(Data entries for graphics)
........
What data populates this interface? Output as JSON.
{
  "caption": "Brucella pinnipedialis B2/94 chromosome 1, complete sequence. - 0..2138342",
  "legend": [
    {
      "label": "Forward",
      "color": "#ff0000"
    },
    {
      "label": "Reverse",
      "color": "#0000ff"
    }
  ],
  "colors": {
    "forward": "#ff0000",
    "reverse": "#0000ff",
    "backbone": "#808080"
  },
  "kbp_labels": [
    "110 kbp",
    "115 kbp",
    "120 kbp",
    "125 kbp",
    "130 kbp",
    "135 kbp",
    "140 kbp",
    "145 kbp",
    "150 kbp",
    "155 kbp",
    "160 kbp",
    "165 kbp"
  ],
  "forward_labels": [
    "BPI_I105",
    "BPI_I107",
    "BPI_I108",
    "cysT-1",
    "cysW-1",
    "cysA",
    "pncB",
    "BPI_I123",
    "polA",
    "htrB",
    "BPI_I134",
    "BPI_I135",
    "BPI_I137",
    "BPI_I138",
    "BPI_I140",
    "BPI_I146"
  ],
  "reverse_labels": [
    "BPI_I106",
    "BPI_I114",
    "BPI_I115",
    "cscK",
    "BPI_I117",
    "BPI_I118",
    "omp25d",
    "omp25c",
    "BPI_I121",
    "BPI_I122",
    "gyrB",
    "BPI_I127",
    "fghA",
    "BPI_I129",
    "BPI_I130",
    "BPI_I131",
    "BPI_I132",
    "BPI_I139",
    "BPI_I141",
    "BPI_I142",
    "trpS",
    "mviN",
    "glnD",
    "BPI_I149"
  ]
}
........
• **GOAL**
Provide all the records again, word for word.

• **COMPLETE ANSWER**
What data populates this interface? Output as JSON.
{
  "caption": "Brucella pinnipedialis B2/94 chromosome 1, complete sequence. - 0..2138342",
  "legend": [
    {
      "label": "Forward",
      "color": "#ff0000"
    },
    {
      "label": "Reverse",
      "color": "#0000ff"
    }
  ],
  "colors": {
    "forward": "#ff0000",
    "reverse": "#0000ff",
    "backbone": "#808080"
  },
  "kbp_labels": [
    "110 kbp",
    "115 kbp",
    "120 kbp",
    "125 kbp",
    "130 kbp",
    "135 kbp",
    "140 kbp",
    "145 kbp",
    "150 kbp",
    "155 kbp",
    "160 kbp",
    "165 kbp"
  ],
  "forward_labels": [
    "BPI_I105",
    "BPI_I107",
    "BPI_I108",
    "cysT-1",
    "cysW-1",
    "cysA",
    "pncB",
    "BPI_I123",
    "polA",
    "htrB",
    "BPI_I134",
    "BPI_I135",
    "BPI_I137",
    "BPI_I138",
    "BPI_I140",
    "BPI_I146"
  ],
  "reverse_labels": [
    "BPI_I106",
    "BPI_I114",
    "BPI_I115",
    "cscK",
    "BPI_I117",
    "BPI_I118",
    "omp25d",
    "omp25c",
    "BPI_I121",
    "BPI_I122",
    "gyrB",
    "BPI_I127",
    "fghA",
    "BPI_I129",
    "BPI_I130",
    "BPI_I131",
    "BPI_I132",
    "BPI_I139",
    "BPI_I141",
    "BPI_I142",
    "trpS",
    "mviN",
    "glnD",
    "BPI_I149"
  ]
}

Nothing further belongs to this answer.